━━━━━ RECORDS PROVIDED ━━━━━

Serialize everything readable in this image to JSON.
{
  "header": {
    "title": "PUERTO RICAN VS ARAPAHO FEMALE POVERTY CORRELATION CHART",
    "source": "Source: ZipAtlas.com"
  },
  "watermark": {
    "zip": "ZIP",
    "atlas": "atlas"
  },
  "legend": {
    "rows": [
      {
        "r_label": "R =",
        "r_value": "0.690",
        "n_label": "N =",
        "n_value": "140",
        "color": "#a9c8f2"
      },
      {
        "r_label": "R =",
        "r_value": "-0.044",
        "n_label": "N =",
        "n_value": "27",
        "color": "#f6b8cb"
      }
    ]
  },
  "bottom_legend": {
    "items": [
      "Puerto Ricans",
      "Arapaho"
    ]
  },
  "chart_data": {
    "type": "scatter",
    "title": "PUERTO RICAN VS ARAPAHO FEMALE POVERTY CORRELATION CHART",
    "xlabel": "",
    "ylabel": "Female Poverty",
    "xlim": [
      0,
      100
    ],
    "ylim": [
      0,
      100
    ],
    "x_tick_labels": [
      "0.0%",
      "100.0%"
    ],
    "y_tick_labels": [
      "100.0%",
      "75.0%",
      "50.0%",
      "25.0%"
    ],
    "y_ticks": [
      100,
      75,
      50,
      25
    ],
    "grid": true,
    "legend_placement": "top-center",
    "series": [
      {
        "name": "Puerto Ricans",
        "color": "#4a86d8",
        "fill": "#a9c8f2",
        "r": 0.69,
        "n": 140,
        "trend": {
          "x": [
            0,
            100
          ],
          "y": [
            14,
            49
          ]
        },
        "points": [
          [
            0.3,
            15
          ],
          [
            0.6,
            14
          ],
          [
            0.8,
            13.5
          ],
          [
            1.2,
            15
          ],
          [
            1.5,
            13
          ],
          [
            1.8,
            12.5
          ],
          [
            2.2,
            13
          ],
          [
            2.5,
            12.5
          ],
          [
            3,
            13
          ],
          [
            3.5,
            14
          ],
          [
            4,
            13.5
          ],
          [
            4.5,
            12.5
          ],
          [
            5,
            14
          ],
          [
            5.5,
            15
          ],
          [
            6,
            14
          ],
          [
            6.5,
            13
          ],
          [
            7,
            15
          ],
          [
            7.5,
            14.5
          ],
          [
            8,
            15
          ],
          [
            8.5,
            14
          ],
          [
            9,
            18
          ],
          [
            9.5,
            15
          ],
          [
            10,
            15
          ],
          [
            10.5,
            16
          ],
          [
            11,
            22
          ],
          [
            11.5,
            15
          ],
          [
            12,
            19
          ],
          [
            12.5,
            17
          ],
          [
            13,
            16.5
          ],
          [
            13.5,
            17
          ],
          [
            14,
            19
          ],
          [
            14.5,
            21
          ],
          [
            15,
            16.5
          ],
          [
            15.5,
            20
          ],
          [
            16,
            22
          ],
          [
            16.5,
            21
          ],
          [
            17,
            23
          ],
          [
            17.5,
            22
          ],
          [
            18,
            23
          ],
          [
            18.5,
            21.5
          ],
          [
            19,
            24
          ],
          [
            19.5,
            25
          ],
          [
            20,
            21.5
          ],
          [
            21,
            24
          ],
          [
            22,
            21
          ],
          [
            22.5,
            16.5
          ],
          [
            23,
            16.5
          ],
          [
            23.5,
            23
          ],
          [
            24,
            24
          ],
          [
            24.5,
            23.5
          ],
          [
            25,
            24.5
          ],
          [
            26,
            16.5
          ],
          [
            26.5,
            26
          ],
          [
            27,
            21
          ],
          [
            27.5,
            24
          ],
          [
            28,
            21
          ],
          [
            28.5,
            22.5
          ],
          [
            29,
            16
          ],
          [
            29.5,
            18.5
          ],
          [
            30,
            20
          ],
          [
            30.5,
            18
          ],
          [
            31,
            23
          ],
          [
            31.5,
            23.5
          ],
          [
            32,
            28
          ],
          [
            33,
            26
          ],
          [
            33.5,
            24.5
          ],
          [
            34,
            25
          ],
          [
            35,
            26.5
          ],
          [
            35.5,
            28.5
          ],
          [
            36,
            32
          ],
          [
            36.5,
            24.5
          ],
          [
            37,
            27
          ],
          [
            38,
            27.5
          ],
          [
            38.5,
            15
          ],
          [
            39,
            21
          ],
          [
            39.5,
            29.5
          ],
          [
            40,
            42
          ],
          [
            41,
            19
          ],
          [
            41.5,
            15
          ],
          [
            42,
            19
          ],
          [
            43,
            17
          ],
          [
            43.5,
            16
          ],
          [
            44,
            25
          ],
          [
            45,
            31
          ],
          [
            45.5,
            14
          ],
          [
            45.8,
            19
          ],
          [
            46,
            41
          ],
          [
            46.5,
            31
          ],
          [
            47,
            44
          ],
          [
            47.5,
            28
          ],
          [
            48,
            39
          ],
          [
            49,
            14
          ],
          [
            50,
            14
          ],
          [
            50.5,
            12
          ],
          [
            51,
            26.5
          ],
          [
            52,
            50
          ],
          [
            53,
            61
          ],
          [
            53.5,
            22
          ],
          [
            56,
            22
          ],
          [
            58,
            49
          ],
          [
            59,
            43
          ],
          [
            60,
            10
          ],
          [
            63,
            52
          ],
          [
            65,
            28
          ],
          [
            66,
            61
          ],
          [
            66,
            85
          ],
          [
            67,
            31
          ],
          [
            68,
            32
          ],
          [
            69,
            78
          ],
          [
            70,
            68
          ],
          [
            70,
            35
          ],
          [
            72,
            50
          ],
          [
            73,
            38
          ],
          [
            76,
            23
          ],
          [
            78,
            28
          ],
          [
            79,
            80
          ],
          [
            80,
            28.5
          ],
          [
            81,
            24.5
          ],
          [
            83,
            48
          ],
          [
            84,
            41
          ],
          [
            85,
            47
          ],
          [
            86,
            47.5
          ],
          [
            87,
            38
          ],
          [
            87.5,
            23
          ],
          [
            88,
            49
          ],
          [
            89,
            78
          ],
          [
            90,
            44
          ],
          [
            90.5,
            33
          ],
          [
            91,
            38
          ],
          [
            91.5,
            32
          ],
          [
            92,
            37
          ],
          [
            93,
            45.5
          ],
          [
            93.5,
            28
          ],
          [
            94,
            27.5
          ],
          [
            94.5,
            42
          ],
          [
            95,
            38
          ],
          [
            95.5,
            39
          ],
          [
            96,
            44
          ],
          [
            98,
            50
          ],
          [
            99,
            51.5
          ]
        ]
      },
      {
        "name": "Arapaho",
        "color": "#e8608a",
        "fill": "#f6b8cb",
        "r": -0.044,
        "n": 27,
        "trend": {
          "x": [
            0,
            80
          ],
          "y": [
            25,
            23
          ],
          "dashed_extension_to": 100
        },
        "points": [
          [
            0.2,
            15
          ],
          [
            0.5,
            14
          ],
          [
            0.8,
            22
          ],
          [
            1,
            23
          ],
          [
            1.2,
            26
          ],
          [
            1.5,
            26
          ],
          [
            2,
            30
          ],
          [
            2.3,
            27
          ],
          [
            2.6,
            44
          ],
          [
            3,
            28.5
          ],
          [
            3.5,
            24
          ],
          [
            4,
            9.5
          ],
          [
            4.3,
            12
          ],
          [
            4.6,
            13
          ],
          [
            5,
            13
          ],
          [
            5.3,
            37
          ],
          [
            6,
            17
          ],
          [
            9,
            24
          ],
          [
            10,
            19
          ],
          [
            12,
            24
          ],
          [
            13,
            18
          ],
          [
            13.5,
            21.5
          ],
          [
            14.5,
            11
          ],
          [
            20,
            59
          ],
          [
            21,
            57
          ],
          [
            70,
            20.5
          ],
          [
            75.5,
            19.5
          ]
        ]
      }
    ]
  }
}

━━━━━

§ GIVEN REQUEST
Recopy the entries above in their entirety, exactly.

§ THE COMPLETED TASK
Serialize everything readable in this image to JSON.
{
  "header": {
    "title": "PUERTO RICAN VS ARAPAHO FEMALE POVERTY CORRELATION CHART",
    "source": "Source: ZipAtlas.com"
  },
  "watermark": {
    "zip": "ZIP",
    "atlas": "atlas"
  },
  "legend": {
    "rows": [
      {
        "r_label": "R =",
        "r_value": "0.690",
        "n_label": "N =",
        "n_value": "140",
        "color": "#a9c8f2"
      },
      {
        "r_label": "R =",
        "r_value": "-0.044",
        "n_label": "N =",
        "n_value": "27",
        "color": "#f6b8cb"
      }
    ]
  },
  "bottom_legend": {
    "items": [
      "Puerto Ricans",
      "Arapaho"
    ]
  },
  "chart_data": {
    "type": "scatter",
    "title": "PUERTO RICAN VS ARAPAHO FEMALE POVERTY CORRELATION CHART",
    "xlabel": "",
    "ylabel": "Female Poverty",
    "xlim": [
      0,
      100
    ],
    "ylim": [
      0,
      100
    ],
    "x_tick_labels": [
      "0.0%",
      "100.0%"
    ],
    "y_tick_labels": [
      "100.0%",
      "75.0%",
      "50.0%",
      "25.0%"
    ],
    "y_ticks": [
      100,
      75,
      50,
      25
    ],
    "grid": true,
    "legend_placement": "top-center",
    "series": [
      {
        "name": "Puerto Ricans",
        "color": "#4a86d8",
        "fill": "#a9c8f2",
        "r": 0.69,
        "n": 140,
        "trend": {
          "x": [
            0,
            100
          ],
          "y": [
            14,
            49
          ]
        },
        "points": [
          [
            0.3,
            15
          ],
          [
            0.6,
            14
          ],
          [
            0.8,
            13.5
          ],
          [
            1.2,
            15
          ],
          [
            1.5,
            13
          ],
          [
            1.8,
            12.5
          ],
          [
            2.2,
            13
          ],
          [
            2.5,
            12.5
          ],
          [
            3,
            13
          ],
          [
            3.5,
            14
          ],
          [
            4,
            13.5
          ],
          [
            4.5,
            12.5
          ],
          [
            5,
            14
          ],
          [
            5.5,
            15
          ],
          [
            6,
            14
          ],
          [
            6.5,
            13
          ],
          [
            7,
            15
          ],
          [
            7.5,
            14.5
          ],
          [
            8,
            15
          ],
          [
            8.5,
            14
          ],
          [
            9,
            18
          ],
          [
            9.5,
            15
          ],
          [
            10,
            15
          ],
          [
            10.5,
            16
          ],
          [
            11,
            22
          ],
          [
            11.5,
            15
          ],
          [
            12,
            19
          ],
          [
            12.5,
            17
          ],
          [
            13,
            16.5
          ],
          [
            13.5,
            17
          ],
          [
            14,
            19
          ],
          [
            14.5,
            21
          ],
          [
            15,
            16.5
          ],
          [
            15.5,
            20
          ],
          [
            16,
            22
          ],
          [
            16.5,
            21
          ],
          [
            17,
            23
          ],
          [
            17.5,
            22
          ],
          [
            18,
            23
          ],
          [
            18.5,
            21.5
          ],
          [
            19,
            24
          ],
          [
            19.5,
            25
          ],
          [
            20,
            21.5
          ],
          [
            21,
            24
          ],
          [
            22,
            21
          ],
          [
            22.5,
            16.5
          ],
          [
            23,
            16.5
          ],
          [
            23.5,
            23
          ],
          [
            24,
            24
          ],
          [
            24.5,
            23.5
          ],
          [
            25,
            24.5
          ],
          [
            26,
            16.5
          ],
          [
            26.5,
            26
          ],
          [
            27,
            21
          ],
          [
            27.5,
            24
          ],
          [
            28,
            21
          ],
          [
            28.5,
            22.5
          ],
          [
            29,
            16
          ],
          [
            29.5,
            18.5
          ],
          [
            30,
            20
          ],
          [
            30.5,
            18
          ],
          [
            31,
            23
          ],
          [
            31.5,
            23.5
          ],
          [
            32,
            28
          ],
          [
            33,
            26
          ],
          [
            33.5,
            24.5
          ],
          [
            34,
            25
          ],
          [
            35,
            26.5
          ],
          [
            35.5,
            28.5
          ],
          [
            36,
            32
          ],
          [
            36.5,
            24.5
          ],
          [
            37,
            27
          ],
          [
            38,
            27.5
          ],
          [
            38.5,
            15
          ],
          [
            39,
            21
          ],
          [
            39.5,
            29.5
          ],
          [
            40,
            42
          ],
          [
            41,
            19
          ],
          [
            41.5,
            15
          ],
          [
            42,
            19
          ],
          [
            43,
            17
          ],
          [
            43.5,
            16
          ],
          [
            44,
            25
          ],
          [
            45,
            31
          ],
          [
            45.5,
            14
          ],
          [
            45.8,
            19
          ],
          [
            46,
            41
          ],
          [
            46.5,
            31
          ],
          [
            47,
            44
          ],
          [
            47.5,
            28
          ],
          [
            48,
            39
          ],
          [
            49,
            14
          ],
          [
            50,
            14
          ],
          [
            50.5,
            12
          ],
          [
            51,
            26.5
          ],
          [
            52,
            50
          ],
          [
            53,
            61
          ],
          [
            53.5,
            22
          ],
          [
            56,
            22
          ],
          [
            58,
            49
          ],
          [
            59,
            43
          ],
          [
            60,
            10
          ],
          [
            63,
            52
          ],
          [
            65,
            28
          ],
          [
            66,
            61
          ],
          [
            66,
            85
          ],
          [
            67,
            31
          ],
          [
            68,
            32
          ],
          [
            69,
            78
          ],
          [
            70,
            68
          ],
          [
            70,
            35
          ],
          [
            72,
            50
          ],
          [
            73,
            38
          ],
          [
            76,
            23
          ],
          [
            78,
            28
          ],
          [
            79,
            80
          ],
          [
            80,
            28.5
          ],
          [
            81,
            24.5
          ],
          [
            83,
            48
          ],
          [
            84,
            41
          ],
          [
            85,
            47
          ],
          [
            86,
            47.5
          ],
          [
            87,
            38
          ],
          [
            87.5,
            23
          ],
          [
            88,
            49
          ],
          [
            89,
            78
          ],
          [
            90,
            44
          ],
          [
            90.5,
            33
          ],
          [
            91,
            38
          ],
          [
            91.5,
            32
          ],
          [
            92,
            37
          ],
          [
            93,
            45.5
          ],
          [
            93.5,
            28
          ],
          [
            94,
            27.5
          ],
          [
            94.5,
            42
          ],
          [
            95,
            38
          ],
          [
            95.5,
            39
          ],
          [
            96,
            44
          ],
          [
            98,
            50
          ],
          [
            99,
            51.5
          ]
        ]
      },
      {
        "name": "Arapaho",
        "color": "#e8608a",
        "fill": "#f6b8cb",
        "r": -0.044,
        "n": 27,
        "trend": {
          "x": [
            0,
            80
          ],
          "y": [
            25,
            23
          ],
          "dashed_extension_to": 100
        },
        "points": [
          [
            0.2,
            15
          ],
          [
            0.5,
            14
          ],
          [
            0.8,
            22
          ],
          [
            1,
            23
          ],
          [
            1.2,
            26
          ],
          [
            1.5,
            26
          ],
          [
            2,
            30
          ],
          [
            2.3,
            27
          ],
          [
            2.6,
            44
          ],
          [
            3,
            28.5
          ],
          [
            3.5,
            24
          ],
          [
            4,
            9.5
          ],
          [
            4.3,
            12
          ],
          [
            4.6,
            13
          ],
          [
            5,
            13
          ],
          [
            5.3,
            37
          ],
          [
            6,
            17
          ],
          [
            9,
            24
          ],
          [
            10,
            19
          ],
          [
            12,
            24
          ],
          [
            13,
            18
          ],
          [
            13.5,
            21.5
          ],
          [
            14.5,
            11
          ],
          [
            20,
            59
          ],
          [
            21,
            57
          ],
          [
            70,
            20.5
          ],
          [
            75.5,
            19.5
          ]
        ]
      }
    ]
  }
}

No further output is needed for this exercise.